-------- Data entries --------

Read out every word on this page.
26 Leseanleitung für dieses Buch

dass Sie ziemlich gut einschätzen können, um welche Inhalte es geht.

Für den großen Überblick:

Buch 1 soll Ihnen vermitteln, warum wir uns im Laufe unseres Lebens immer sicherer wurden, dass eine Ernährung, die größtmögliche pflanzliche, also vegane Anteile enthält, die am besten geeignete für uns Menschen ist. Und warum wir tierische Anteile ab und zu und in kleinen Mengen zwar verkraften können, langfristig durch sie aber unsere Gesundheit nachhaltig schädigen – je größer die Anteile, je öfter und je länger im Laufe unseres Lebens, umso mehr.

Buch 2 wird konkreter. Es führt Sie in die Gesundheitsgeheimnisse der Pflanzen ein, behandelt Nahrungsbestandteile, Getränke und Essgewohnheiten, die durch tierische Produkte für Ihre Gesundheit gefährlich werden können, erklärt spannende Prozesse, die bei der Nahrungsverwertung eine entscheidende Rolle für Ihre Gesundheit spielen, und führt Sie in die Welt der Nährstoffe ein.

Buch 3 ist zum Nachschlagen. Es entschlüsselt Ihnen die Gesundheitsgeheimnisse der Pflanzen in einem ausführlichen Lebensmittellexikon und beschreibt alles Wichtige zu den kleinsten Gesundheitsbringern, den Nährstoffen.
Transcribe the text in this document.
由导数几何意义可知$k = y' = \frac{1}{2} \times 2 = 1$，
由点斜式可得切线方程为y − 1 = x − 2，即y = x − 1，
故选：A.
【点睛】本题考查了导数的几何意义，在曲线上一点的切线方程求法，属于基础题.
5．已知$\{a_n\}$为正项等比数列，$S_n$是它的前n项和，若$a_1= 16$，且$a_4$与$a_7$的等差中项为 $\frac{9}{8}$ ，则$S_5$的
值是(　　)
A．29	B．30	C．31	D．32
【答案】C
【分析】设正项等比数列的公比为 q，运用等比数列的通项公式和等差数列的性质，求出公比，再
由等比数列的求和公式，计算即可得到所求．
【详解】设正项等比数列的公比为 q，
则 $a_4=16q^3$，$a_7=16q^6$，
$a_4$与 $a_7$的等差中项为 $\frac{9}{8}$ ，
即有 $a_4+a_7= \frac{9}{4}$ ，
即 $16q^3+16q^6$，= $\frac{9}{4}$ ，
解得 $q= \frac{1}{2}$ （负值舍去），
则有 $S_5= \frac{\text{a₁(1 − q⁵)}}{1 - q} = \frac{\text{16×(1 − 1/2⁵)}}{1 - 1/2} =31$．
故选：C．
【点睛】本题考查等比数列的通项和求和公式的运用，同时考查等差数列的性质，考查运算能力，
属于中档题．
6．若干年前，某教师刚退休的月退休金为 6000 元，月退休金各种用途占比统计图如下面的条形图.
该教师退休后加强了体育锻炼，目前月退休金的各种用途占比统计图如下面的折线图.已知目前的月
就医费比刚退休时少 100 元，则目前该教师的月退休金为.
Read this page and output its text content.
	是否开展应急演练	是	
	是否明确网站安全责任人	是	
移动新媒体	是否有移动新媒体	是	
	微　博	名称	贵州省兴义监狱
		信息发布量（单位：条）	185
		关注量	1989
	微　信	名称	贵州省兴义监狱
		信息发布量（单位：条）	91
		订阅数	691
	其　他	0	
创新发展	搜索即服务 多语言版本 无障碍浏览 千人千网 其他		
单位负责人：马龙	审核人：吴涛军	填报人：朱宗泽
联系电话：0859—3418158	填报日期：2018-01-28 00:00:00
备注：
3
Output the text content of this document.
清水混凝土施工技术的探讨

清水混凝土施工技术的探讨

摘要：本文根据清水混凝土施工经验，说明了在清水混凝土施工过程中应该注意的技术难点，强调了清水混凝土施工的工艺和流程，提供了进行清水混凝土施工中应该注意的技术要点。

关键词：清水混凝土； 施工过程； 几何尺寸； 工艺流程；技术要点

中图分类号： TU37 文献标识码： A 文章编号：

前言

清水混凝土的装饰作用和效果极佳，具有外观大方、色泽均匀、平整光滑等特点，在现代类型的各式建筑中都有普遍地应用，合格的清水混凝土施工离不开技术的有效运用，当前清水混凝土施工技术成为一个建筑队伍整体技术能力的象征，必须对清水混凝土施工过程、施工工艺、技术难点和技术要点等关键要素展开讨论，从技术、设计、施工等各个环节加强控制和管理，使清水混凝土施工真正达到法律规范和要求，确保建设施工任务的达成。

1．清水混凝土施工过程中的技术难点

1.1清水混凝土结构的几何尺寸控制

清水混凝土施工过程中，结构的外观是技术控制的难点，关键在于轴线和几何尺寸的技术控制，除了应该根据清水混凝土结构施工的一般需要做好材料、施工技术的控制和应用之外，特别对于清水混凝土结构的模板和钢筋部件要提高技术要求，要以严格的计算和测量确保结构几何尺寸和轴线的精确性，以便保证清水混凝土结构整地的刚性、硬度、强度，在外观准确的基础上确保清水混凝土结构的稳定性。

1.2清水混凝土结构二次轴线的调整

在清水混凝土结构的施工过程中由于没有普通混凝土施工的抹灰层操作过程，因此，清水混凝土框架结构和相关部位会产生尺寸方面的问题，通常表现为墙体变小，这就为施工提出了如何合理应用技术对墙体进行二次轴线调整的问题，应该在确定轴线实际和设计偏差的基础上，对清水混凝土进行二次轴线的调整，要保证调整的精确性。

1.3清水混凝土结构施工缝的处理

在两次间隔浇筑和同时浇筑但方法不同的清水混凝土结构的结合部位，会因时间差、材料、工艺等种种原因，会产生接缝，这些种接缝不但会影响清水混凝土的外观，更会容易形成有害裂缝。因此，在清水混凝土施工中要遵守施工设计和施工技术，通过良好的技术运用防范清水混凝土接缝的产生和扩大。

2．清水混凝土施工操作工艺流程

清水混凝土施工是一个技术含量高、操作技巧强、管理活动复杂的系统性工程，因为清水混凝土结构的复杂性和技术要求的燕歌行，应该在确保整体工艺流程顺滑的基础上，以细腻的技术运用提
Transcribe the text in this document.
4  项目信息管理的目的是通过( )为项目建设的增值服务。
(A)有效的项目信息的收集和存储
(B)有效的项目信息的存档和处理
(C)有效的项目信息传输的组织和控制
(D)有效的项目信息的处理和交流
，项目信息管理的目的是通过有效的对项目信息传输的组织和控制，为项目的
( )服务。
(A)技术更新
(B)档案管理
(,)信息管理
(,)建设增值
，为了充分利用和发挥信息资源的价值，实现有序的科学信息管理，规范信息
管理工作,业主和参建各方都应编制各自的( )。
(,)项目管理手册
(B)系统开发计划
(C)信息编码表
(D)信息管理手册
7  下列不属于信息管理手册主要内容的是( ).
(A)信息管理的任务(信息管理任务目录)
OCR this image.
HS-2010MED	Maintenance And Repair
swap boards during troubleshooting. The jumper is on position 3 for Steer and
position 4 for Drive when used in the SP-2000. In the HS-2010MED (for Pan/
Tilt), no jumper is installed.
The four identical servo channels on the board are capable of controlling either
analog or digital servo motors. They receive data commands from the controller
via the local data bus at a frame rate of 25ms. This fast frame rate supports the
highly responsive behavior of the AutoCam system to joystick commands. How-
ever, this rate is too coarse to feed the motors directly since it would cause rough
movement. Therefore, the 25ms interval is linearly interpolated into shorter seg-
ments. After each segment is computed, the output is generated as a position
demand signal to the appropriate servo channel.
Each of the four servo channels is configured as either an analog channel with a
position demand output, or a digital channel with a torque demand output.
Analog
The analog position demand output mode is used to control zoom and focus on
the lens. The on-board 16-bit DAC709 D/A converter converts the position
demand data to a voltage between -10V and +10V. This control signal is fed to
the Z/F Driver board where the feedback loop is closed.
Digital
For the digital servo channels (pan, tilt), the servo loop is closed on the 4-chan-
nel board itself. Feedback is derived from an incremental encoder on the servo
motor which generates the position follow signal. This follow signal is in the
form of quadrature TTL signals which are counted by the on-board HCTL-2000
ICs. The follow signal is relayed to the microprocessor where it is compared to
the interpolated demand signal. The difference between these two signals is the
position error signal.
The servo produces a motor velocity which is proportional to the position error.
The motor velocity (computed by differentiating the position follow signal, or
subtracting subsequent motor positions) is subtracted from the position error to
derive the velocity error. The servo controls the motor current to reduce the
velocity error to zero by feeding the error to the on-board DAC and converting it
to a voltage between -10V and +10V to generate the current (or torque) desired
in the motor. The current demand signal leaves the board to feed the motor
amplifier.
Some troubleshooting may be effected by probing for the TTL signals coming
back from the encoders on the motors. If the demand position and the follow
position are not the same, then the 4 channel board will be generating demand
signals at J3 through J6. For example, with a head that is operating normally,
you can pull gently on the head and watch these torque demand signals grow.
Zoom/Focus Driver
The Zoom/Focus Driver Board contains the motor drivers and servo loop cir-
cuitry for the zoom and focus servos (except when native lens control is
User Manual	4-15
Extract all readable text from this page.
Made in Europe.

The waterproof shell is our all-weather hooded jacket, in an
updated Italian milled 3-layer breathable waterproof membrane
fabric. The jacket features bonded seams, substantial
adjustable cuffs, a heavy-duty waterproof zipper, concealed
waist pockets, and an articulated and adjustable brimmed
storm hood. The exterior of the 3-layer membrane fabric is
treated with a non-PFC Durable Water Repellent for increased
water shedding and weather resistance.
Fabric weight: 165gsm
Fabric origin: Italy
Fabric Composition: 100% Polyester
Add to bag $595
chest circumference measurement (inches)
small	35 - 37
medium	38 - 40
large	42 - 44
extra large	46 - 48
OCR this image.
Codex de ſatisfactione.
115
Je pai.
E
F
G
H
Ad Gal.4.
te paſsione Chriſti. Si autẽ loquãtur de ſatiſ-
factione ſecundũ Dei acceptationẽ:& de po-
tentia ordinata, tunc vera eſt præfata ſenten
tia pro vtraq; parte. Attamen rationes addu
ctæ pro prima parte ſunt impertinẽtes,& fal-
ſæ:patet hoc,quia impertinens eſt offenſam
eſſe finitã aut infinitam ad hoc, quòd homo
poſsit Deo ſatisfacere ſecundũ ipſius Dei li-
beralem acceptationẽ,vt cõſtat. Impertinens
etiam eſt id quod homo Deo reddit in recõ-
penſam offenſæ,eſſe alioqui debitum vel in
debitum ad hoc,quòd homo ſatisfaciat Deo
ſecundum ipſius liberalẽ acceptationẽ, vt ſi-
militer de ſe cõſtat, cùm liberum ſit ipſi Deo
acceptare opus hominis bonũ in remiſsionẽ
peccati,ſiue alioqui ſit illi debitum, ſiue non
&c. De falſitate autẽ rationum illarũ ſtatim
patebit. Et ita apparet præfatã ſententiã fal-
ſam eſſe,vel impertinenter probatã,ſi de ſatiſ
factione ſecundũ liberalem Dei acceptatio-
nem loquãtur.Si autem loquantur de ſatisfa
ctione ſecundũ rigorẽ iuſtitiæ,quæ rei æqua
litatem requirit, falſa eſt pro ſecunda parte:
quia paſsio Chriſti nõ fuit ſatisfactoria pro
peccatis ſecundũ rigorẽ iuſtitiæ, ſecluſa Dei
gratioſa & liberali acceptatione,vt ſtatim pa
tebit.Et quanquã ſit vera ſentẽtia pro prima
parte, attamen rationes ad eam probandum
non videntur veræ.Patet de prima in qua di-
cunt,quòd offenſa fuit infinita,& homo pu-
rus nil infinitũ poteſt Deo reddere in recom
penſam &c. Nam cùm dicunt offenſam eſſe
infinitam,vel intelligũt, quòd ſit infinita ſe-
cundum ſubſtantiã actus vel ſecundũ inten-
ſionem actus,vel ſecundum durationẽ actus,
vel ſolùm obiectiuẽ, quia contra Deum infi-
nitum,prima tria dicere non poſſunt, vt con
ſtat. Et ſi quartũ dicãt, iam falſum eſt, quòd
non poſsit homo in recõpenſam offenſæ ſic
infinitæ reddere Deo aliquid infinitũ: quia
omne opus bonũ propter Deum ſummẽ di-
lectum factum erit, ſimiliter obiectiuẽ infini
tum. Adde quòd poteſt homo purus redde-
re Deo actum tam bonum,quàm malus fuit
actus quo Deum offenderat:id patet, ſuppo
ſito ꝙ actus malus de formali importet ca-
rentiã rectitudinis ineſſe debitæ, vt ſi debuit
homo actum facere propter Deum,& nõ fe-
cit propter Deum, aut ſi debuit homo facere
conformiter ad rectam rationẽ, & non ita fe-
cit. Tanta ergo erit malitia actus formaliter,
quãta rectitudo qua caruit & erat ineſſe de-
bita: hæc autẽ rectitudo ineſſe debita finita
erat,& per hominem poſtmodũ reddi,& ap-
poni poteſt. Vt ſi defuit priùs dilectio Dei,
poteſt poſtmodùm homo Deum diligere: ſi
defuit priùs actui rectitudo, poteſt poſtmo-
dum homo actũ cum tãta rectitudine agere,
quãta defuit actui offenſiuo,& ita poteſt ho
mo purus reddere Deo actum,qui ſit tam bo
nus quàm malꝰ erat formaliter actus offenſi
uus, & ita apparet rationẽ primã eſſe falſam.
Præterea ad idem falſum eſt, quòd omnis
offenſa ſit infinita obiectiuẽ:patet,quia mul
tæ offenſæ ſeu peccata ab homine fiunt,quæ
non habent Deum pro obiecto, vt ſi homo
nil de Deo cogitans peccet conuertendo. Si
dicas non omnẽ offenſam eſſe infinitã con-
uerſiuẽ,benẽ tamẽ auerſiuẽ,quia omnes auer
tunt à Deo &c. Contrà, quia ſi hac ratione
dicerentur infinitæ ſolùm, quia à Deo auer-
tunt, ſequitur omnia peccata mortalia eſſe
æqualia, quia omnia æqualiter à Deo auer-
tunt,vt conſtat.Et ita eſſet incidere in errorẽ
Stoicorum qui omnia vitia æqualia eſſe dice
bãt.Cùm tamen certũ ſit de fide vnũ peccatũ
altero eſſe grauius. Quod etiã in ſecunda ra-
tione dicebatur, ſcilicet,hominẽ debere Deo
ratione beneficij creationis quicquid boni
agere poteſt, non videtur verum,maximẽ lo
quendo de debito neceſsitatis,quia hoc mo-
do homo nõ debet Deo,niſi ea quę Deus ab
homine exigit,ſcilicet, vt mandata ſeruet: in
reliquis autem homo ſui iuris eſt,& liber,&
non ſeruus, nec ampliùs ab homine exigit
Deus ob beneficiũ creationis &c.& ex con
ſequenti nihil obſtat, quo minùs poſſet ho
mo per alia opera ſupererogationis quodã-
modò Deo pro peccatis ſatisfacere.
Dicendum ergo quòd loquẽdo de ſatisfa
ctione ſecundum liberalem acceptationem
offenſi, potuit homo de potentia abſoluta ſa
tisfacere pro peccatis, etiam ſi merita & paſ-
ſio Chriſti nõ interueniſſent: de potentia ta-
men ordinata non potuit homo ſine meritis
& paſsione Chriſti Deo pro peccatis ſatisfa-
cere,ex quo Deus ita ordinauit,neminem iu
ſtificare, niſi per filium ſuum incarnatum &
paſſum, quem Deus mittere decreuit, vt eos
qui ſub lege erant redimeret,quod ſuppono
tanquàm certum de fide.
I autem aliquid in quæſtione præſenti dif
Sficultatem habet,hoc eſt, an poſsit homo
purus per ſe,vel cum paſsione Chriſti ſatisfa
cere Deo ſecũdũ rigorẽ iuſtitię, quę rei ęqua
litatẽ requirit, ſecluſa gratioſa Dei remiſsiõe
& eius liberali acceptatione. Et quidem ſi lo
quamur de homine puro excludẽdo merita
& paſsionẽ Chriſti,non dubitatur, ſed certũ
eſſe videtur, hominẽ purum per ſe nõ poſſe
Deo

--------

Copy all lines of the listing above that contain the string "acceptationẽ".

- [Reply]
factione ſecundũ Dei acceptationẽ:& de po-
beralem acceptationẽ,vt cõſtat. Impertinens
ſecundum ipſius liberalẽ acceptationẽ, vt ſi-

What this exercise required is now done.